■ **What is required**
From the listing below, return each line that includes "mewnol".
***
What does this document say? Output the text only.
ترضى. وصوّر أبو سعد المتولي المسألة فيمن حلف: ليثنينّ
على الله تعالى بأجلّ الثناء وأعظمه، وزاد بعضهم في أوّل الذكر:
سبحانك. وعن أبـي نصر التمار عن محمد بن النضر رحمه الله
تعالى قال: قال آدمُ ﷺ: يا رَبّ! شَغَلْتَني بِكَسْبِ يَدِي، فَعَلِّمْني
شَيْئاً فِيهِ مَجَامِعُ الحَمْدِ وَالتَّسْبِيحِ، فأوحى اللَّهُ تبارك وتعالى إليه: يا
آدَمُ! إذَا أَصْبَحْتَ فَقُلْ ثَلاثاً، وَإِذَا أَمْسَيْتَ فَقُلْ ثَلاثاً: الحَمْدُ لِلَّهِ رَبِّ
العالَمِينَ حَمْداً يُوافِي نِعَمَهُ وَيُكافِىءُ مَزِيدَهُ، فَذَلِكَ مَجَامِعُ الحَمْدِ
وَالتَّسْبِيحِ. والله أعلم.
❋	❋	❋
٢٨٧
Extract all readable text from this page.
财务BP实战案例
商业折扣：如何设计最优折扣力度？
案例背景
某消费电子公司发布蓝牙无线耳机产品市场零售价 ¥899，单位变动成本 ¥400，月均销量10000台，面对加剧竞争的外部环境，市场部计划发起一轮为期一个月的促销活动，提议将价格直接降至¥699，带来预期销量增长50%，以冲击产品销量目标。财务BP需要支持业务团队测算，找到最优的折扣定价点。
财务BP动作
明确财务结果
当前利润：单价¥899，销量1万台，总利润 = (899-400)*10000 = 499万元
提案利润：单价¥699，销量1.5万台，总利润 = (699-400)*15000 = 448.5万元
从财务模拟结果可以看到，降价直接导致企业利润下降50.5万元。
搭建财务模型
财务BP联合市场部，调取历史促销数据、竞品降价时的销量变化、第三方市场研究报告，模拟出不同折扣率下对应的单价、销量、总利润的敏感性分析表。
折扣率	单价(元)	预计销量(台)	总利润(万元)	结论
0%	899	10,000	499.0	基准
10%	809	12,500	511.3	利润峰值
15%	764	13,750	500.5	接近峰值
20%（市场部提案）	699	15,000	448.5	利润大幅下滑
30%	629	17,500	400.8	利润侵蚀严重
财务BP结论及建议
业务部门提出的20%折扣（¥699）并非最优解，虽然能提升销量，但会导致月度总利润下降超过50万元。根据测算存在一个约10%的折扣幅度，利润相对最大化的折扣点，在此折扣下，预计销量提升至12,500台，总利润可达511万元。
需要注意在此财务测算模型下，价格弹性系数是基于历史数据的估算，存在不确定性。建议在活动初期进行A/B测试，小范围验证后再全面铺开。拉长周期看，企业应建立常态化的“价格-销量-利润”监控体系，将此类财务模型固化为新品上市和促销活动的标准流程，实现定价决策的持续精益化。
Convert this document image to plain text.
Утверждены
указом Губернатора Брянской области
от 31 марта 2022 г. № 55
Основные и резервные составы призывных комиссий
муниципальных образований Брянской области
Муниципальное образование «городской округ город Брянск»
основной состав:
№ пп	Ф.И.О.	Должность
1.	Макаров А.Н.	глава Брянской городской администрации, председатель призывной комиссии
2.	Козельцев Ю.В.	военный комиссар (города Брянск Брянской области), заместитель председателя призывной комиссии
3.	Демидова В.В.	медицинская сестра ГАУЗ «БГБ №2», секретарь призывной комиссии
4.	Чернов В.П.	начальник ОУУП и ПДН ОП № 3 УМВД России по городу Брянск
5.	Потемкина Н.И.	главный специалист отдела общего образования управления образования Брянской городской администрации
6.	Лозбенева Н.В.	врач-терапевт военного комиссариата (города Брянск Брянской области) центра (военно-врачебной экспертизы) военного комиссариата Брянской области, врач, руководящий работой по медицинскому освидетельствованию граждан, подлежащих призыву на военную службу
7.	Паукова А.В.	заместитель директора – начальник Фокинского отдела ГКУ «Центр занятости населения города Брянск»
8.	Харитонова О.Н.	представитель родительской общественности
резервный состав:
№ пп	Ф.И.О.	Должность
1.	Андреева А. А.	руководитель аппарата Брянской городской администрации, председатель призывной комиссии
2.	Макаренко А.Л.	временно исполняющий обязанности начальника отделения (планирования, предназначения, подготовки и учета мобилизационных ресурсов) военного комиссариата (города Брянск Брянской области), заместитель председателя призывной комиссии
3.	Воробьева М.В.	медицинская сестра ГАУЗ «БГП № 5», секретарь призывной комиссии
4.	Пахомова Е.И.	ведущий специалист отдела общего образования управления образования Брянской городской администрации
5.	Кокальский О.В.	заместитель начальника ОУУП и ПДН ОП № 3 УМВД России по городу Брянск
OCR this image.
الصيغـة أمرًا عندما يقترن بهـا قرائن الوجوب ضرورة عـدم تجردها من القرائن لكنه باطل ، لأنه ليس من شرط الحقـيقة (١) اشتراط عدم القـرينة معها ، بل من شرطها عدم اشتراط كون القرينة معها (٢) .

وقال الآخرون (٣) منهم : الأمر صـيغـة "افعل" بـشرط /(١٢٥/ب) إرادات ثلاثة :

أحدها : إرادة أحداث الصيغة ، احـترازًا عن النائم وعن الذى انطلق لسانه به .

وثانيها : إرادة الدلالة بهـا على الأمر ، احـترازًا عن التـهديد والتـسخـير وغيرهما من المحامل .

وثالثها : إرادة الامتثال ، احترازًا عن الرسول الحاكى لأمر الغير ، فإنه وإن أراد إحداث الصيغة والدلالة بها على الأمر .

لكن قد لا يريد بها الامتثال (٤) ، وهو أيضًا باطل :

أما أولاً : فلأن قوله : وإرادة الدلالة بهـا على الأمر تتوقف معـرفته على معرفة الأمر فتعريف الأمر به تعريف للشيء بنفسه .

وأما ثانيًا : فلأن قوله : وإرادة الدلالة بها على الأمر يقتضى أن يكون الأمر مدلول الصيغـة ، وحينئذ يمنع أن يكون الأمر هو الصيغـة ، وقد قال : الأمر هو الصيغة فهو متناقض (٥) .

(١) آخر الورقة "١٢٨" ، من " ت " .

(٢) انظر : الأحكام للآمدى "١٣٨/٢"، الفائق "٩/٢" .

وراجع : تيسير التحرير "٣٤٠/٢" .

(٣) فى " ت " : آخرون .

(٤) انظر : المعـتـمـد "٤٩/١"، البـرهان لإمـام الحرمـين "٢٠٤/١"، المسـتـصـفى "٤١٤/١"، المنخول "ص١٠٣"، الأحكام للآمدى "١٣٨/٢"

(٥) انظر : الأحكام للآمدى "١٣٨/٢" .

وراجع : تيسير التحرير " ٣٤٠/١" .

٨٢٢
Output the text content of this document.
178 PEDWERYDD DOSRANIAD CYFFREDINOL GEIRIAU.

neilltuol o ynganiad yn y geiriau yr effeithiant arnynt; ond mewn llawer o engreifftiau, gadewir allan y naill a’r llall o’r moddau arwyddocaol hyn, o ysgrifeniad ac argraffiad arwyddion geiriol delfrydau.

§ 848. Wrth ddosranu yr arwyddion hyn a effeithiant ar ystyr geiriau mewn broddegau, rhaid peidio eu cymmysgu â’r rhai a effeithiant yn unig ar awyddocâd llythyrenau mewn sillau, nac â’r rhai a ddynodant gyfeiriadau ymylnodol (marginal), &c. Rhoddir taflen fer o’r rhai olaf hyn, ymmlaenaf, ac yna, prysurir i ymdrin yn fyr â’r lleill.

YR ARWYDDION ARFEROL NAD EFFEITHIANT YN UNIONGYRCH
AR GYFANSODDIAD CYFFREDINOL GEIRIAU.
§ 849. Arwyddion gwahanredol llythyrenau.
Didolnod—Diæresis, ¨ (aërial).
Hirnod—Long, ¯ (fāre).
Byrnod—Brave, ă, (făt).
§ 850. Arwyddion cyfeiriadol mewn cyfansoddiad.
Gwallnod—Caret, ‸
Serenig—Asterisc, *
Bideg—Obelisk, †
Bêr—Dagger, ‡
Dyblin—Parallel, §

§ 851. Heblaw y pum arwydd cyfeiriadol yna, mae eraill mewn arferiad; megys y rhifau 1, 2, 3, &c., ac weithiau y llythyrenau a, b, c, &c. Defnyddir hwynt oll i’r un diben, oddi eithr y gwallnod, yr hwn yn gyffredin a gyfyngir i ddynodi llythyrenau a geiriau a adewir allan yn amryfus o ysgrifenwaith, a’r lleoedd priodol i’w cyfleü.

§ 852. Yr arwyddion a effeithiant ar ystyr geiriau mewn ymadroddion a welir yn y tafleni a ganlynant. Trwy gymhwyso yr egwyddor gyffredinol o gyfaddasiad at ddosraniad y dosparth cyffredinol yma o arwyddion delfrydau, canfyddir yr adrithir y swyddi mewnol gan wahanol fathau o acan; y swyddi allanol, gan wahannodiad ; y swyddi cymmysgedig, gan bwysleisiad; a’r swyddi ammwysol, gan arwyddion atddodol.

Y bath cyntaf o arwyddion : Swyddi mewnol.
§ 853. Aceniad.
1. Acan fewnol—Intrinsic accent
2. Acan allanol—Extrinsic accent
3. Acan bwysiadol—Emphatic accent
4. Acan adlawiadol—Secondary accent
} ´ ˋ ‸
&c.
***
■ **Output of the task**
§ 852. Yr arwyddion a effeithiant ar ystyr geiriau mewn ymadroddion a welir yn y tafleni a ganlynant. Trwy gymhwyso yr egwyddor gyffredinol o gyfaddasiad at ddosraniad y dosparth cyffredinol yma o arwyddion delfrydau, canfyddir yr adrithir y swyddi mewnol gan wahanol fathau o acan; y swyddi allanol, gan wahannodiad ; y swyddi cymmysgedig, gan bwysleisiad; a’r swyddi ammwysol, gan arwyddion atddodol.
Y bath cyntaf o arwyddion : Swyddi mewnol.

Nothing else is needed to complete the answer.